What the task requires - Show every line in the entries below where the word "korrekt" appears.

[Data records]
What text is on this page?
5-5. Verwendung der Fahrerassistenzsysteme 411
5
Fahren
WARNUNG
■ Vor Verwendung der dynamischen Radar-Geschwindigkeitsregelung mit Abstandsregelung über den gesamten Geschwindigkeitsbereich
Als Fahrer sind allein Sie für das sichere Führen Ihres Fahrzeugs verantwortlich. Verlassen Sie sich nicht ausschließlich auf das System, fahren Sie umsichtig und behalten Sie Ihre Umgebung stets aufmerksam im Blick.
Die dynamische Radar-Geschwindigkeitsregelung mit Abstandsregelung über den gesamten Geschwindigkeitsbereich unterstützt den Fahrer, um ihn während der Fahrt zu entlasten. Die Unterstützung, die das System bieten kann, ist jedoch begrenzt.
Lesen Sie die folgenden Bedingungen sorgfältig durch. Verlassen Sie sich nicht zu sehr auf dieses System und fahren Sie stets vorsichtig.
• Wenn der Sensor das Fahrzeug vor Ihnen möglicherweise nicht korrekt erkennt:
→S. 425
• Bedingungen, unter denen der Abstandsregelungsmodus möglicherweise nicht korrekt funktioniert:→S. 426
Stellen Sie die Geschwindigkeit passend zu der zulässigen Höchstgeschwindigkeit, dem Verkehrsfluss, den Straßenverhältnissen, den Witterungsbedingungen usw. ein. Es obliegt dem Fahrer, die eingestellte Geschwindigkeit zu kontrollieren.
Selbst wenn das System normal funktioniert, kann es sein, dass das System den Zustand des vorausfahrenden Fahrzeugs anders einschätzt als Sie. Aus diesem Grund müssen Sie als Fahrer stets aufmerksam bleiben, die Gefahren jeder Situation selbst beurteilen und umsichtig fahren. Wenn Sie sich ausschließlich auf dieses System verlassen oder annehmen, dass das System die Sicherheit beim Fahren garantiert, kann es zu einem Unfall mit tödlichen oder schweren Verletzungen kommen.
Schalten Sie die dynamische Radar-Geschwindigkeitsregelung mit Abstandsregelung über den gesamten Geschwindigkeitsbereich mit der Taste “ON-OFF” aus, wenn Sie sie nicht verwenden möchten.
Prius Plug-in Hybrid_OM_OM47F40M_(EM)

Task output -
• Wenn der Sensor das Fahrzeug vor Ihnen möglicherweise nicht korrekt erkennt:
• Bedingungen, unter denen der Abstandsregelungsmodus möglicherweise nicht korrekt funktioniert:→S. 426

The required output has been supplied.